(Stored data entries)
------------

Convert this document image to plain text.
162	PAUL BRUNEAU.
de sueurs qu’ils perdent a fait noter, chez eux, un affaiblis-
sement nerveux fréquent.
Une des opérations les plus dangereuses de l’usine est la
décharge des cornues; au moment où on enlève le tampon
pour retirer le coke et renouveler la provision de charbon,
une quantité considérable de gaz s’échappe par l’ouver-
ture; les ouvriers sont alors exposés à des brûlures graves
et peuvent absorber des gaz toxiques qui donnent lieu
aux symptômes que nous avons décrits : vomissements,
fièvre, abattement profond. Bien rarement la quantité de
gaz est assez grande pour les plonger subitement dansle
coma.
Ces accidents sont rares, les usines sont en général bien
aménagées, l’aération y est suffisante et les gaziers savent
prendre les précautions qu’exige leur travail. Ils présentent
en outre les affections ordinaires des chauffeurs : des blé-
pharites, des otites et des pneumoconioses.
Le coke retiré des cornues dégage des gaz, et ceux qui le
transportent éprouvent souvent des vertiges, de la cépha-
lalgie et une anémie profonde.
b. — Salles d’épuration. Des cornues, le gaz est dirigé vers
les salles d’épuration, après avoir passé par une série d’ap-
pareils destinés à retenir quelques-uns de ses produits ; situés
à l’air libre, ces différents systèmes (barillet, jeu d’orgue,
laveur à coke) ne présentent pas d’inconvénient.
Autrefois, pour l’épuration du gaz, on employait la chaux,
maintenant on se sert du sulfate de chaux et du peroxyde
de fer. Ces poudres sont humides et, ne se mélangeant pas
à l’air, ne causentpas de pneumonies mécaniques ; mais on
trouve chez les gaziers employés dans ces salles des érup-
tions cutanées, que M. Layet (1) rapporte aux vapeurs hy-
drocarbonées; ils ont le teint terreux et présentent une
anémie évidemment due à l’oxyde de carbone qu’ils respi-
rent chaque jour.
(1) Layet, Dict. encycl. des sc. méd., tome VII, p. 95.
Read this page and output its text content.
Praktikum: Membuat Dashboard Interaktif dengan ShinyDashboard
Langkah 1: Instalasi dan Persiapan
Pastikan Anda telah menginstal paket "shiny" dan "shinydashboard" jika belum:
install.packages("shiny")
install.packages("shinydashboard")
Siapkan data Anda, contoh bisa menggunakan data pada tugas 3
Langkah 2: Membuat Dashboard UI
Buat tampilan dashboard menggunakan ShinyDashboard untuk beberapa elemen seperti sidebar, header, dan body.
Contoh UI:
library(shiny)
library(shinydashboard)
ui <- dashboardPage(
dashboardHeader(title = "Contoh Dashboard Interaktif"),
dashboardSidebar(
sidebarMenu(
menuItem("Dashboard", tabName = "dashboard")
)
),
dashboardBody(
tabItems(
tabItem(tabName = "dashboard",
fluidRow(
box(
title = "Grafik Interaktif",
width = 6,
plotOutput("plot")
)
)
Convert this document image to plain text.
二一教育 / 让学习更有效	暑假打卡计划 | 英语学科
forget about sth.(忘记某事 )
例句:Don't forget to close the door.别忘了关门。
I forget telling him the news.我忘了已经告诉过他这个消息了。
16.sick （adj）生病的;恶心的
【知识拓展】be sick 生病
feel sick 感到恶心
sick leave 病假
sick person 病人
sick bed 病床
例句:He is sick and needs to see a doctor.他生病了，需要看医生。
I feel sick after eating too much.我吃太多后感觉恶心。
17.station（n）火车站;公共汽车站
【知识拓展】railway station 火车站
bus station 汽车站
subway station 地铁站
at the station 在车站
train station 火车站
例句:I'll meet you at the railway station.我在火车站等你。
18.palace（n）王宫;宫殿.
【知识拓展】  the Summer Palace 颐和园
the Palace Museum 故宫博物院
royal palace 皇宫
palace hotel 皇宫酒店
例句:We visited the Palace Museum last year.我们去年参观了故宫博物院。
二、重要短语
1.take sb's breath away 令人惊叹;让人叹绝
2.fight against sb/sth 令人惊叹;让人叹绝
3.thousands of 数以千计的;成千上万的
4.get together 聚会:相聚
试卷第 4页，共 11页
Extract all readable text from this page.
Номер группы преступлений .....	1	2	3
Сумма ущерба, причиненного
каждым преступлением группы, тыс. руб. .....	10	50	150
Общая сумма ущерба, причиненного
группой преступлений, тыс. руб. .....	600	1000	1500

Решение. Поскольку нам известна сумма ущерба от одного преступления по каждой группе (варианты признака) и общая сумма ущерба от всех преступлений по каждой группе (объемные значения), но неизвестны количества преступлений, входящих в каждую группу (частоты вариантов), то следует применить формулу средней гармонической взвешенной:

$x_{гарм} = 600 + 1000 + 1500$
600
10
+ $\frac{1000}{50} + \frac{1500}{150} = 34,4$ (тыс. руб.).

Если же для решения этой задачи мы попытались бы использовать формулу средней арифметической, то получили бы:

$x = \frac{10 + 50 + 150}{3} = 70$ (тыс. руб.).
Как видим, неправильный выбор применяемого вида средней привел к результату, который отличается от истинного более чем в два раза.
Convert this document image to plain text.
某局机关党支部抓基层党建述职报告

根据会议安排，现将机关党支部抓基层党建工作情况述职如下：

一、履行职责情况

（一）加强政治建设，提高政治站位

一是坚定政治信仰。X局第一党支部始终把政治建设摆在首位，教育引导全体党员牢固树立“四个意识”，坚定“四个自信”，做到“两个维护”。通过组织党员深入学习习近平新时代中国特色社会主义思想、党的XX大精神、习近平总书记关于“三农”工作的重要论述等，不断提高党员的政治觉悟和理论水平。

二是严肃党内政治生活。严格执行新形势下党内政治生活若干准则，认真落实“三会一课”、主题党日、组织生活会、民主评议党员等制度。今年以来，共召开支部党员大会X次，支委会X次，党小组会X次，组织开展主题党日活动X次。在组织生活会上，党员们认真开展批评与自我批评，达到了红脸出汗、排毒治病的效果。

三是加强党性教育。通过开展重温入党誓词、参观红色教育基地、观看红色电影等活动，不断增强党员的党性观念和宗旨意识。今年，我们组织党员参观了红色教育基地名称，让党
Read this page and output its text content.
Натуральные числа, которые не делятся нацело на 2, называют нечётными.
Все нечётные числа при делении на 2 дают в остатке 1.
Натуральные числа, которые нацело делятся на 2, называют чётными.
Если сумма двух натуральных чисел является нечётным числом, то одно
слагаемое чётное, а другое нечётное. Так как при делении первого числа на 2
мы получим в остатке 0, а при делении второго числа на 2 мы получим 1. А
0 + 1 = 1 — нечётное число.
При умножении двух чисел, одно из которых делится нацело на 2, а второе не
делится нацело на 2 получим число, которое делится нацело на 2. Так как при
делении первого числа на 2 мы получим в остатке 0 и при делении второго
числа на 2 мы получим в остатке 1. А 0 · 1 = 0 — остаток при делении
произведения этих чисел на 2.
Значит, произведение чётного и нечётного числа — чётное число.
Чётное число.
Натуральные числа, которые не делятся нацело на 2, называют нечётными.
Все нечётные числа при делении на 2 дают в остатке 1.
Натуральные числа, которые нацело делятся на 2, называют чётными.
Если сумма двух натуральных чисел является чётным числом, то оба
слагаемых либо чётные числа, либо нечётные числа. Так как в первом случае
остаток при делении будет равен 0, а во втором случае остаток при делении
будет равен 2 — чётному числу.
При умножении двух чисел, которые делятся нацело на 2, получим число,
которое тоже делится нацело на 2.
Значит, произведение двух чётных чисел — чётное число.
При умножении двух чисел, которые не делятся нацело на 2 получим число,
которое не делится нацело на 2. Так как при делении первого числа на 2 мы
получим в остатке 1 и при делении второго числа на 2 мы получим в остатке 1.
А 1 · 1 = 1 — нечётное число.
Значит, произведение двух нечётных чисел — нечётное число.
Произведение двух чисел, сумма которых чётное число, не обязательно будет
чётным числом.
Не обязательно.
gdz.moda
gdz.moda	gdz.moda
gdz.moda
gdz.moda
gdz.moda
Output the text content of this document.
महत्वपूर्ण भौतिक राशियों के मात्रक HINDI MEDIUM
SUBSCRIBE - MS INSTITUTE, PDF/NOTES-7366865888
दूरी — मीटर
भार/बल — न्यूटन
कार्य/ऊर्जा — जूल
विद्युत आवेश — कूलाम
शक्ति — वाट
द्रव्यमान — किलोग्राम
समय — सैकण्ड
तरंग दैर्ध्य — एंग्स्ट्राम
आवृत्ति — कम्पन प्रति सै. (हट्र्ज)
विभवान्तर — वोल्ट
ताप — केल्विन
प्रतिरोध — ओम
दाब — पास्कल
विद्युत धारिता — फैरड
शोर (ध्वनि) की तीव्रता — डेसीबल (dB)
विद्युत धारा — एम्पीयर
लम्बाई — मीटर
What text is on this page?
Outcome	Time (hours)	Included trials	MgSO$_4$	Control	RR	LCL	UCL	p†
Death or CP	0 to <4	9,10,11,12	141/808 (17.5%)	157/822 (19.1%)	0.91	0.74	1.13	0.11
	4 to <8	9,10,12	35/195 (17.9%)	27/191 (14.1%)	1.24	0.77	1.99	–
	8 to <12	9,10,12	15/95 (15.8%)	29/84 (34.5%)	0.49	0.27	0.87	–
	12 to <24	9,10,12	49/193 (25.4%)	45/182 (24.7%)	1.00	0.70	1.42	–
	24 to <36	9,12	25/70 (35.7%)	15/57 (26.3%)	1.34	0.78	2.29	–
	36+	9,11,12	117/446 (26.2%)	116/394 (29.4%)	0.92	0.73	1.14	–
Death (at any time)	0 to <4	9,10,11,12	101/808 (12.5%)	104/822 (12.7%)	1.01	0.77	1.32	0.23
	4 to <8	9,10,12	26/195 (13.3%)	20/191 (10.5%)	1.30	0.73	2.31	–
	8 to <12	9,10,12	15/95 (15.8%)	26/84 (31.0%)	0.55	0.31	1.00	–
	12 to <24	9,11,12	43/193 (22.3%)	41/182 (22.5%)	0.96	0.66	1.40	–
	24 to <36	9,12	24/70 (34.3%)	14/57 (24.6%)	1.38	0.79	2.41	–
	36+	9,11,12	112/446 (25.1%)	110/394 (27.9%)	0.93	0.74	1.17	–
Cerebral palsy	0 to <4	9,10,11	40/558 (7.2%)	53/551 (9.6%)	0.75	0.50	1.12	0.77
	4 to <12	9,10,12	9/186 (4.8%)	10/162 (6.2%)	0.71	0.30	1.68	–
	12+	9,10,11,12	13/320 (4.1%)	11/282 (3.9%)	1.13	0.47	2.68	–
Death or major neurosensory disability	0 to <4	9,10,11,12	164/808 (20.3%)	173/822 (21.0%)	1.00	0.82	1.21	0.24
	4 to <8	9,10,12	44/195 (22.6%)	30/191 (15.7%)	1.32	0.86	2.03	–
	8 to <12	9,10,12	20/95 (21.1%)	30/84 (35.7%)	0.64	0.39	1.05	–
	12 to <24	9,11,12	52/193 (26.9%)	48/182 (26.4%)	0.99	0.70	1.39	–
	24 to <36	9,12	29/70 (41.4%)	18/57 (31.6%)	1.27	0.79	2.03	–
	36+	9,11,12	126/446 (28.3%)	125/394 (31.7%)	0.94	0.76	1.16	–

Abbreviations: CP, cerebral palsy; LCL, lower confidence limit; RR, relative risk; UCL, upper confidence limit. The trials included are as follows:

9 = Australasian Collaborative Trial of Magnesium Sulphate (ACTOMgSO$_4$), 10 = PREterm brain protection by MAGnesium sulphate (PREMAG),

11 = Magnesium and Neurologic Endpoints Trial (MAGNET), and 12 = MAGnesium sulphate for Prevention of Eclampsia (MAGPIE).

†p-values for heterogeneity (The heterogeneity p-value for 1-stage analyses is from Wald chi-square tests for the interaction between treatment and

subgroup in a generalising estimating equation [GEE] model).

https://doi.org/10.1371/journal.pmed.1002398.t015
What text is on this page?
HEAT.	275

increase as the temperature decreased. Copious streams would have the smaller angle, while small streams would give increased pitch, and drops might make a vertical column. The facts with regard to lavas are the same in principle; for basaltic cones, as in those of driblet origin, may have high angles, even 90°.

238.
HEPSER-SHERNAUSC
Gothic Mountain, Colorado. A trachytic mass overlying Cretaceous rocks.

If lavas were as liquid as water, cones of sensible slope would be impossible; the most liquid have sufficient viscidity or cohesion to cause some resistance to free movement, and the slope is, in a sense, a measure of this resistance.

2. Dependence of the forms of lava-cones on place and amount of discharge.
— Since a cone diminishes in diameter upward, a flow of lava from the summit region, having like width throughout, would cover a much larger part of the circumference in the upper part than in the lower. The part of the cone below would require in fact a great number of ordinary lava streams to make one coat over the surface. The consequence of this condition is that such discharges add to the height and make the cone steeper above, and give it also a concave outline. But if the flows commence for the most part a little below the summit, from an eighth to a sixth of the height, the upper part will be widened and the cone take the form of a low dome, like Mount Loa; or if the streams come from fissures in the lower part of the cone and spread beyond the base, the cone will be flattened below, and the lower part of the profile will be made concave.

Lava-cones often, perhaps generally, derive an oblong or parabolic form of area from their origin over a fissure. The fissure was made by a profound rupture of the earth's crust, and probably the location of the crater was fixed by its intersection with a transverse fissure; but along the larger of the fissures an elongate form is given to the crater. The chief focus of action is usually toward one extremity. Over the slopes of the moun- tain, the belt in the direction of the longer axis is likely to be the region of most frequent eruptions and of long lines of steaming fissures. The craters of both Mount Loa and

------------

### To be done
Look through the data above. Each line containing the word "Interaktif" needs to be copied.

### Solution to this exercise
Praktikum: Membuat Dashboard Interaktif dengan ShinyDashboard
dashboardHeader(title = "Contoh Dashboard Interaktif"),
title = "Grafik Interaktif",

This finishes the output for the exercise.